[Stored records]

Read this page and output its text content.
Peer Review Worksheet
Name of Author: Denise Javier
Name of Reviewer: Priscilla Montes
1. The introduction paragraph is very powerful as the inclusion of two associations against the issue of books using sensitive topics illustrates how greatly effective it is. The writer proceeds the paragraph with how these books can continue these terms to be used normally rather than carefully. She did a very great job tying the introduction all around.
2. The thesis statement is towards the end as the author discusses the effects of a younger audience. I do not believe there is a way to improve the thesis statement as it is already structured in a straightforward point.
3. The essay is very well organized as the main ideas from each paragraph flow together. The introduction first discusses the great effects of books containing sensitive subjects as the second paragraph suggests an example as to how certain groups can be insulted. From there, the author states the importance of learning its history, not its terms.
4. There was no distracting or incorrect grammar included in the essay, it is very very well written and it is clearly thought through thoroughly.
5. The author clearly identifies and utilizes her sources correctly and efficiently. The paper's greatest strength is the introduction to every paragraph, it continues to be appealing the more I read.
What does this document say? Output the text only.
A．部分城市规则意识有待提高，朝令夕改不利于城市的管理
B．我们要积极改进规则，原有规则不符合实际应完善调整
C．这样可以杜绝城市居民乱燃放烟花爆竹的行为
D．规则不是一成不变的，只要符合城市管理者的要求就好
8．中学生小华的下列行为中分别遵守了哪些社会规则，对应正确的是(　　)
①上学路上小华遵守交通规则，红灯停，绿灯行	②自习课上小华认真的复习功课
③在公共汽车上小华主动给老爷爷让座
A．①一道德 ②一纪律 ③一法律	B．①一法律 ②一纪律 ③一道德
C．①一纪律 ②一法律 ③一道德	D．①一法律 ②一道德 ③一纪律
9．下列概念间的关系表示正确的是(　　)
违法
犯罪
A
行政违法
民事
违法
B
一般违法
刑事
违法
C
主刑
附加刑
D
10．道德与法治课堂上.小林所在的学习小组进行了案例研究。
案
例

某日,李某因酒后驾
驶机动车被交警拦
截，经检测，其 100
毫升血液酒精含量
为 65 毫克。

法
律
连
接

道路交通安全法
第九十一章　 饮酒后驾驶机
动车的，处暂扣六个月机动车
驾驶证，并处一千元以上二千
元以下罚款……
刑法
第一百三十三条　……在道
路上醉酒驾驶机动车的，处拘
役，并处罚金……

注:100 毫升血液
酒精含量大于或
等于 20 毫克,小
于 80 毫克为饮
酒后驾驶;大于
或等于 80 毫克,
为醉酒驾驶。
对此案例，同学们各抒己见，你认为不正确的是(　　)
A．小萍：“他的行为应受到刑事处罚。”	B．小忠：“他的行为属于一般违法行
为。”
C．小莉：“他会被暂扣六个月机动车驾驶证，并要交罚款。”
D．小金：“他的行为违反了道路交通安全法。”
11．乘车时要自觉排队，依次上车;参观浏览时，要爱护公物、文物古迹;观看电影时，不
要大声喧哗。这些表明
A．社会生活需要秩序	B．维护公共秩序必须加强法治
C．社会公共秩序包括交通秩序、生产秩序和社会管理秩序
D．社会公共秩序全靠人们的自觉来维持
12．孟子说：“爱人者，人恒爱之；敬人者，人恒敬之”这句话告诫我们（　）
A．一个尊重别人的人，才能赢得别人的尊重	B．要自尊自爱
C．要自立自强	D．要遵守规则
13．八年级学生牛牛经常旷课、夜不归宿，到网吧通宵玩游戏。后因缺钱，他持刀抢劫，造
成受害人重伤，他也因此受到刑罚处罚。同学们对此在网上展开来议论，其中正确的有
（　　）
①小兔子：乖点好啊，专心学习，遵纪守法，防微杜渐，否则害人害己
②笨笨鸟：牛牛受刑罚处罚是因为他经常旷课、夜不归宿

▶ **What needs to be done**:
Reproduce the data in its entirety, matching each character.

▶ **Response**:
Read this page and output its text content.
Peer Review Worksheet
Name of Author: Denise Javier
Name of Reviewer: Priscilla Montes
1. The introduction paragraph is very powerful as the inclusion of two associations against the issue of books using sensitive topics illustrates how greatly effective it is. The writer proceeds the paragraph with how these books can continue these terms to be used normally rather than carefully. She did a very great job tying the introduction all around.
2. The thesis statement is towards the end as the author discusses the effects of a younger audience. I do not believe there is a way to improve the thesis statement as it is already structured in a straightforward point.
3. The essay is very well organized as the main ideas from each paragraph flow together. The introduction first discusses the great effects of books containing sensitive subjects as the second paragraph suggests an example as to how certain groups can be insulted. From there, the author states the importance of learning its history, not its terms.
4. There was no distracting or incorrect grammar included in the essay, it is very very well written and it is clearly thought through thoroughly.
5. The author clearly identifies and utilizes her sources correctly and efficiently. The paper's greatest strength is the introduction to every paragraph, it continues to be appealing the more I read.
What does this document say? Output the text only.
A．部分城市规则意识有待提高，朝令夕改不利于城市的管理
B．我们要积极改进规则，原有规则不符合实际应完善调整
C．这样可以杜绝城市居民乱燃放烟花爆竹的行为
D．规则不是一成不变的，只要符合城市管理者的要求就好
8．中学生小华的下列行为中分别遵守了哪些社会规则，对应正确的是(　　)
①上学路上小华遵守交通规则，红灯停，绿灯行	②自习课上小华认真的复习功课
③在公共汽车上小华主动给老爷爷让座
A．①一道德 ②一纪律 ③一法律	B．①一法律 ②一纪律 ③一道德
C．①一纪律 ②一法律 ③一道德	D．①一法律 ②一道德 ③一纪律
9．下列概念间的关系表示正确的是(　　)
违法
犯罪
A
行政违法
民事
违法
B
一般违法
刑事
违法
C
主刑
附加刑
D
10．道德与法治课堂上.小林所在的学习小组进行了案例研究。
案
例

某日,李某因酒后驾
驶机动车被交警拦
截，经检测，其 100
毫升血液酒精含量
为 65 毫克。

法
律
连
接

道路交通安全法
第九十一章　 饮酒后驾驶机
动车的，处暂扣六个月机动车
驾驶证，并处一千元以上二千
元以下罚款……
刑法
第一百三十三条　……在道
路上醉酒驾驶机动车的，处拘
役，并处罚金……

注:100 毫升血液
酒精含量大于或
等于 20 毫克,小
于 80 毫克为饮
酒后驾驶;大于
或等于 80 毫克,
为醉酒驾驶。
对此案例，同学们各抒己见，你认为不正确的是(　　)
A．小萍：“他的行为应受到刑事处罚。”	B．小忠：“他的行为属于一般违法行
为。”
C．小莉：“他会被暂扣六个月机动车驾驶证，并要交罚款。”
D．小金：“他的行为违反了道路交通安全法。”
11．乘车时要自觉排队，依次上车;参观浏览时，要爱护公物、文物古迹;观看电影时，不
要大声喧哗。这些表明
A．社会生活需要秩序	B．维护公共秩序必须加强法治
C．社会公共秩序包括交通秩序、生产秩序和社会管理秩序
D．社会公共秩序全靠人们的自觉来维持
12．孟子说：“爱人者，人恒爱之；敬人者，人恒敬之”这句话告诫我们（　）
A．一个尊重别人的人，才能赢得别人的尊重	B．要自尊自爱
C．要自立自强	D．要遵守规则
13．八年级学生牛牛经常旷课、夜不归宿，到网吧通宵玩游戏。后因缺钱，他持刀抢劫，造
成受害人重伤，他也因此受到刑罚处罚。同学们对此在网上展开来议论，其中正确的有
（　　）
①小兔子：乖点好啊，专心学习，遵纪守法，防微杜渐，否则害人害己
②笨笨鸟：牛牛受刑罚处罚是因为他经常旷课、夜不归宿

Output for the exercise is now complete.